▶ [Short exercise]: For every line in the data below that contains "constituintes", copy the line.

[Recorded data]
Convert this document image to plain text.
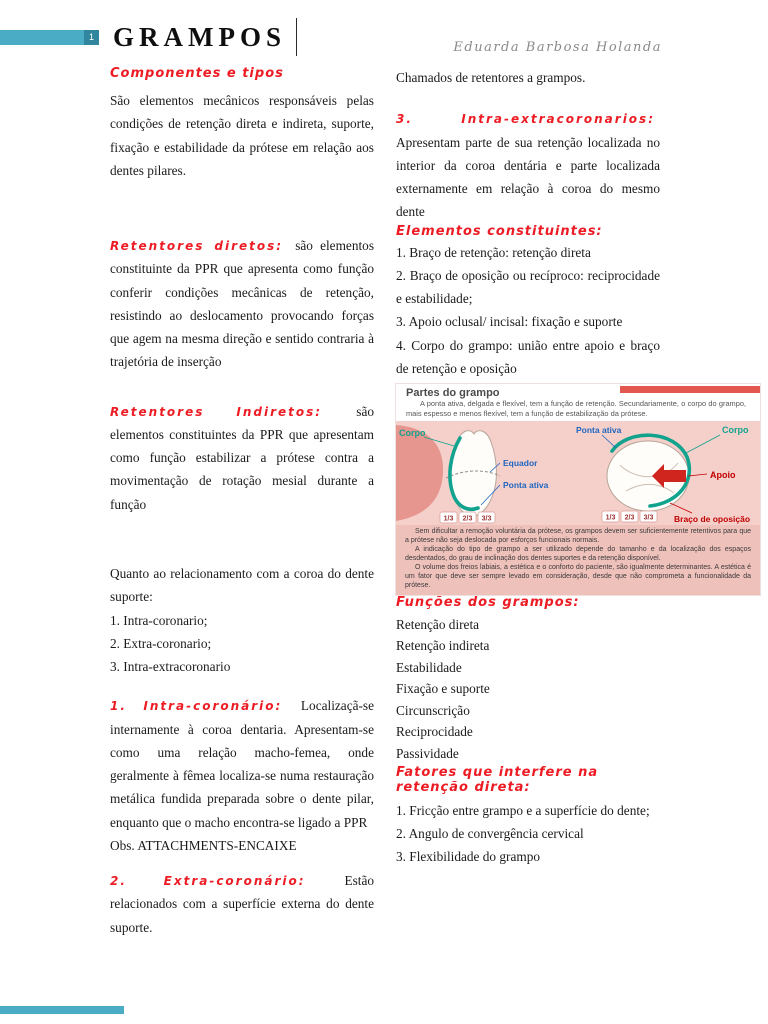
1 GRAMPOS	Eduarda Barbosa Holanda
Componentes e tipos

São elementos mecânicos responsáveis pelas condições de retenção direta e indireta, suporte, fixação e estabilidade da prótese em relação aos dentes pilares.

Retentores diretos: são elementos constituinte da PPR que apresenta como função conferir condições mecânicas de retenção, resistindo ao deslocamento provocando forças que agem na mesma direção e sentido contraria à trajetória de inserção

Retentores Indiretos:	são elementos constituintes da PPR que apresentam como função estabilizar a prótese contra a movimentação de rotação mesial durante a função

Quanto ao relacionamento com a coroa do dente suporte:

1. Intra-coronario;

2. Extra-coronario;

3. Intra-extracoronario

1. Intra-coronário: Localizaçã-se internamente à coroa dentaria. Apresentam-se como uma relação macho-femea, onde geralmente à fêmea localiza-se numa restauração metálica fundida preparada sobre o dente pilar, enquanto que o macho encontra-se ligado a PPR

Obs. ATTACHMENTS-ENCAIXE

2. Extra-coronário:	Estão relacionados com a superfície externa do dente suporte.

Chamados de retentores a grampos.

3. Intra-extracoronarios: Apresentam parte de sua retenção localizada no interior da coroa dentária e parte localizada externamente em relação à coroa do mesmo dente

Elementos constituintes:

1. Braço de retenção: retenção direta

2. Braço de oposição ou recíproco: reciprocidade e estabilidade;

3. Apoio oclusal/ incisal: fixação e suporte

4. Corpo do grampo: união entre apoio e braço de retenção e oposição

Partes do grampo
A ponta ativa, delgada e flexível, tem a função de retenção. Secundariamente, o corpo do grampo, mais espesso e menos flexível, tem a função de estabilização da prótese.
Corpo
Equador
Ponta ativa
1/3 2/3 3/3
Ponta ativa	Corpo
Apoio
Braço de oposição
1/3 2/3 3/3

Sem dificultar a remoção voluntária da prótese, os grampos devem ser suficientemente retentivos para que a prótese não seja deslocada por esforços funcionais normais.

A indicação do tipo de grampo a ser utilizado depende do tamanho e da localização dos espaços desdentados, do grau de inclinação dos dentes suportes e da retenção disponível.

O volume dos freios labiais, a estética e o conforto do paciente, são igualmente determinantes. A estética é um fator que deve ser sempre levado em consideração, desde que não comprometa a funcionalidade da prótese.

Funções dos grampos:

Retenção direta

Retenção indireta

Estabilidade

Fixação e suporte

Circunscrição

Reciprocidade

Passividade

Fatores que interfere na retenção direta:

1. Fricção entre grampo e a superfície do dente;

2. Angulo de convergência cervical

3. Flexibilidade do grampo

▶ [Solution below]:
Retentores Indiretos:	são elementos constituintes da PPR que apresentam como função estabilizar a prótese contra a movimentação de rotação mesial durante a função
Elementos constituintes:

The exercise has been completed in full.